● SHORT EXERCISE: Exactly reproduce each entry, leaving out nothing.

◆ ◆ ◆ ◆ ◆ ◆ ◆

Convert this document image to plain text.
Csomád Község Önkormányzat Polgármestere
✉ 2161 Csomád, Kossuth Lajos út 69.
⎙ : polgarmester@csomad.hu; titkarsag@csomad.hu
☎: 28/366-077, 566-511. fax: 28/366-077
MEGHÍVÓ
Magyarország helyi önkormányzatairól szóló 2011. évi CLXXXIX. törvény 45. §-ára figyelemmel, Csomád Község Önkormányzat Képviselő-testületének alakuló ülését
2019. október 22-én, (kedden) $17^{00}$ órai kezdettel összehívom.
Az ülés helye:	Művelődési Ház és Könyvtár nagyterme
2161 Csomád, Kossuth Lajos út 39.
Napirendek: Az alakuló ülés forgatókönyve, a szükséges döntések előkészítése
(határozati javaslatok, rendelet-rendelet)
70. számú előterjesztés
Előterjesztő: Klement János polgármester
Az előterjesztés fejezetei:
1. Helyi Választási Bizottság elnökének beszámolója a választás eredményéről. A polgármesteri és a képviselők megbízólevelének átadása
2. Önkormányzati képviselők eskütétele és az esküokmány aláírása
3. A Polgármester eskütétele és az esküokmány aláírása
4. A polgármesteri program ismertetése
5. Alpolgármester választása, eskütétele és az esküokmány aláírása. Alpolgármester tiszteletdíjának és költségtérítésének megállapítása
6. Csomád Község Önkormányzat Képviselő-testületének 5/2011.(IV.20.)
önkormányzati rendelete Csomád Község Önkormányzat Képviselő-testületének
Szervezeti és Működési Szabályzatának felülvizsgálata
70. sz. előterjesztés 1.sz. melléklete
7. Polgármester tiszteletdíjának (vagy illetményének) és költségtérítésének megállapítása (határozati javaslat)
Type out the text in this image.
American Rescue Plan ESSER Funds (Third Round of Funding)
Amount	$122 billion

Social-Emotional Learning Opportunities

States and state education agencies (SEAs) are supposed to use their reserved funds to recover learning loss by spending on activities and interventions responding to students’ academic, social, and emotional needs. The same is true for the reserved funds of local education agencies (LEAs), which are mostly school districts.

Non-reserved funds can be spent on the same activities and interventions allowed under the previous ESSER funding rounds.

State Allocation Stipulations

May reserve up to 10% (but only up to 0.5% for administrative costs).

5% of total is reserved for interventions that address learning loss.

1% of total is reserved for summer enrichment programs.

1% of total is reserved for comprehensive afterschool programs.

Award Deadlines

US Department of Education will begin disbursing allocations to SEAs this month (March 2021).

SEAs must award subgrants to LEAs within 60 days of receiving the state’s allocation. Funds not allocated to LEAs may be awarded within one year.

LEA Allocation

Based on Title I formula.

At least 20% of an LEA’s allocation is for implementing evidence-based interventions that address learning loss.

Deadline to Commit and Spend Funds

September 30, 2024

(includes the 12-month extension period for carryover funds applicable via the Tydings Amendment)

◆ ◆ ◆ ◆ ◆ ◆ ◆

● THE COMPLETED TASK:
Convert this document image to plain text.
Csomád Község Önkormányzat Polgármestere
✉ 2161 Csomád, Kossuth Lajos út 69.
⎙ : polgarmester@csomad.hu; titkarsag@csomad.hu
☎: 28/366-077, 566-511. fax: 28/366-077
MEGHÍVÓ
Magyarország helyi önkormányzatairól szóló 2011. évi CLXXXIX. törvény 45. §-ára figyelemmel, Csomád Község Önkormányzat Képviselő-testületének alakuló ülését
2019. október 22-én, (kedden) $17^{00}$ órai kezdettel összehívom.
Az ülés helye:	Művelődési Ház és Könyvtár nagyterme
2161 Csomád, Kossuth Lajos út 39.
Napirendek: Az alakuló ülés forgatókönyve, a szükséges döntések előkészítése
(határozati javaslatok, rendelet-rendelet)
70. számú előterjesztés
Előterjesztő: Klement János polgármester
Az előterjesztés fejezetei:
1. Helyi Választási Bizottság elnökének beszámolója a választás eredményéről. A polgármesteri és a képviselők megbízólevelének átadása
2. Önkormányzati képviselők eskütétele és az esküokmány aláírása
3. A Polgármester eskütétele és az esküokmány aláírása
4. A polgármesteri program ismertetése
5. Alpolgármester választása, eskütétele és az esküokmány aláírása. Alpolgármester tiszteletdíjának és költségtérítésének megállapítása
6. Csomád Község Önkormányzat Képviselő-testületének 5/2011.(IV.20.)
önkormányzati rendelete Csomád Község Önkormányzat Képviselő-testületének
Szervezeti és Működési Szabályzatának felülvizsgálata
70. sz. előterjesztés 1.sz. melléklete
7. Polgármester tiszteletdíjának (vagy illetményének) és költségtérítésének megállapítása (határozati javaslat)
Type out the text in this image.
American Rescue Plan ESSER Funds (Third Round of Funding)
Amount	$122 billion

Social-Emotional Learning Opportunities

States and state education agencies (SEAs) are supposed to use their reserved funds to recover learning loss by spending on activities and interventions responding to students’ academic, social, and emotional needs. The same is true for the reserved funds of local education agencies (LEAs), which are mostly school districts.

Non-reserved funds can be spent on the same activities and interventions allowed under the previous ESSER funding rounds.

State Allocation Stipulations

May reserve up to 10% (but only up to 0.5% for administrative costs).

5% of total is reserved for interventions that address learning loss.

1% of total is reserved for summer enrichment programs.

1% of total is reserved for comprehensive afterschool programs.

Award Deadlines

US Department of Education will begin disbursing allocations to SEAs this month (March 2021).

SEAs must award subgrants to LEAs within 60 days of receiving the state’s allocation. Funds not allocated to LEAs may be awarded within one year.

LEA Allocation

Based on Title I formula.

At least 20% of an LEA’s allocation is for implementing evidence-based interventions that address learning loss.

Deadline to Commit and Spend Funds

September 30, 2024

(includes the 12-month extension period for carryover funds applicable via the Tydings Amendment)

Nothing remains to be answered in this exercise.